# TO BE DONE:
Write out each line word for word. Drop pictures.

# RECORD EXCERPTS:
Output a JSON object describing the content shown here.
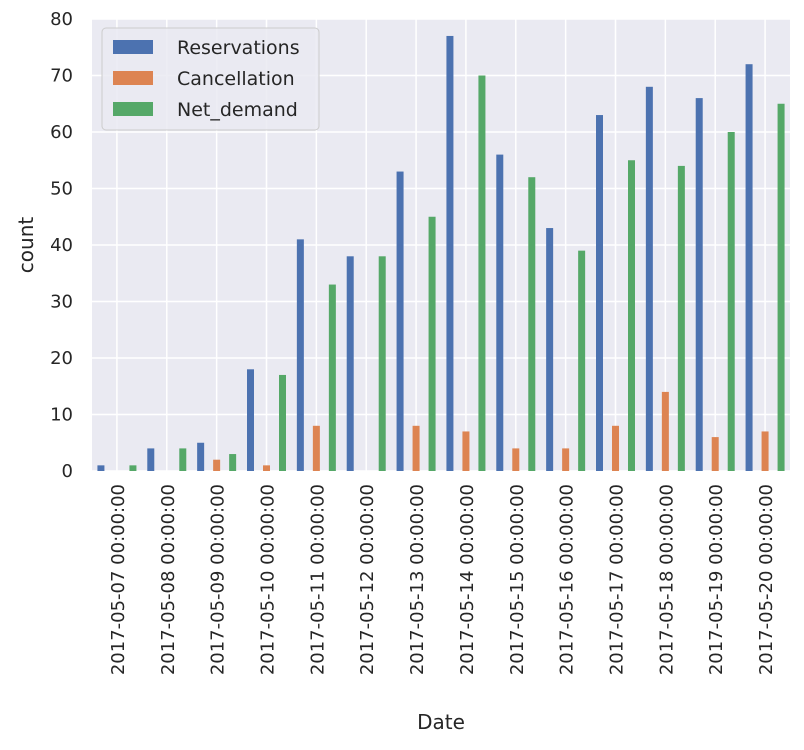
{
  "chart_data": {
    "type": "bar",
    "xlabel": "Date",
    "ylabel": "count",
    "ylim": [
      0,
      80
    ],
    "yticks": [
      0,
      10,
      20,
      30,
      40,
      50,
      60,
      70,
      80
    ],
    "grid": true,
    "legend_position": "top-left",
    "categories": [
      "2017-05-07 00:00:00",
      "2017-05-08 00:00:00",
      "2017-05-09 00:00:00",
      "2017-05-10 00:00:00",
      "2017-05-11 00:00:00",
      "2017-05-12 00:00:00",
      "2017-05-13 00:00:00",
      "2017-05-14 00:00:00",
      "2017-05-15 00:00:00",
      "2017-05-16 00:00:00",
      "2017-05-17 00:00:00",
      "2017-05-18 00:00:00",
      "2017-05-19 00:00:00",
      "2017-05-20 00:00:00"
    ],
    "series": [
      {
        "name": "Reservations",
        "color": "#4c72b0",
        "values": [
          1,
          4,
          5,
          18,
          41,
          38,
          53,
          77,
          56,
          43,
          63,
          68,
          66,
          72
        ]
      },
      {
        "name": "Cancellation",
        "color": "#dd8452",
        "values": [
          0,
          0,
          2,
          1,
          8,
          0,
          8,
          7,
          4,
          4,
          8,
          14,
          6,
          7
        ]
      },
      {
        "name": "Net_demand",
        "color": "#55a868",
        "values": [
          1,
          4,
          3,
          17,
          33,
          38,
          45,
          70,
          52,
          39,
          55,
          54,
          60,
          65
        ]
      }
    ]
  },
  "colors": {
    "plot_background": "#eaeaf2",
    "grid": "#ffffff",
    "text": "#262626"
  }
}
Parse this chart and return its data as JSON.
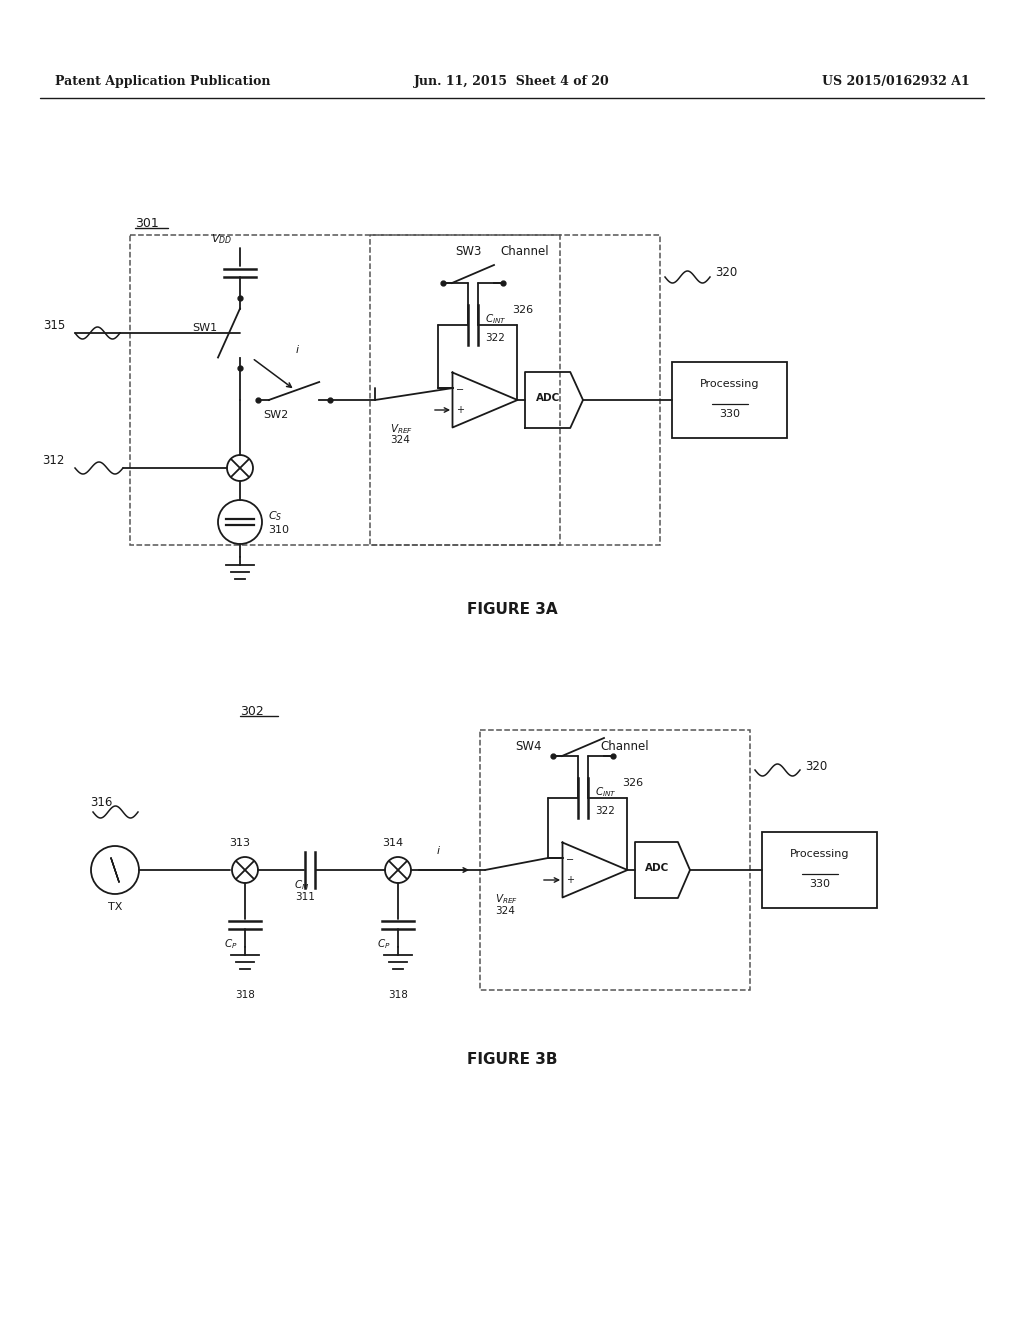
{
  "header_left": "Patent Application Publication",
  "header_mid": "Jun. 11, 2015  Sheet 4 of 20",
  "header_right": "US 2015/0162932 A1",
  "fig3a_label": "FIGURE 3A",
  "fig3b_label": "FIGURE 3B",
  "bg_color": "#ffffff",
  "line_color": "#1a1a1a"
}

# RESPONSE TO THE EXERCISE:
Output a JSON object describing the content shown here.
{
  "chart_data": {
    "type": "bar",
    "xlabel": "Date",
    "ylabel": "count",
    "ylim": [
      0,
      80
    ],
    "yticks": [
      0,
      10,
      20,
      30,
      40,
      50,
      60,
      70,
      80
    ],
    "grid": true,
    "legend_position": "top-left",
    "categories": [
      "2017-05-07 00:00:00",
      "2017-05-08 00:00:00",
      "2017-05-09 00:00:00",
      "2017-05-10 00:00:00",
      "2017-05-11 00:00:00",
      "2017-05-12 00:00:00",
      "2017-05-13 00:00:00",
      "2017-05-14 00:00:00",
      "2017-05-15 00:00:00",
      "2017-05-16 00:00:00",
      "2017-05-17 00:00:00",
      "2017-05-18 00:00:00",
      "2017-05-19 00:00:00",
      "2017-05-20 00:00:00"
    ],
    "series": [
      {
        "name": "Reservations",
        "color": "#4c72b0",
        "values": [
          1,
          4,
          5,
          18,
          41,
          38,
          53,
          77,
          56,
          43,
          63,
          68,
          66,
          72
        ]
      },
      {
        "name": "Cancellation",
        "color": "#dd8452",
        "values": [
          0,
          0,
          2,
          1,
          8,
          0,
          8,
          7,
          4,
          4,
          8,
          14,
          6,
          7
        ]
      },
      {
        "name": "Net_demand",
        "color": "#55a868",
        "values": [
          1,
          4,
          3,
          17,
          33,
          38,
          45,
          70,
          52,
          39,
          55,
          54,
          60,
          65
        ]
      }
    ]
  },
  "colors": {
    "plot_background": "#eaeaf2",
    "grid": "#ffffff",
    "text": "#262626"
  }
}
Parse this chart and return its data as JSON.
{
  "header_left": "Patent Application Publication",
  "header_mid": "Jun. 11, 2015  Sheet 4 of 20",
  "header_right": "US 2015/0162932 A1",
  "fig3a_label": "FIGURE 3A",
  "fig3b_label": "FIGURE 3B",
  "bg_color": "#ffffff",
  "line_color": "#1a1a1a"
}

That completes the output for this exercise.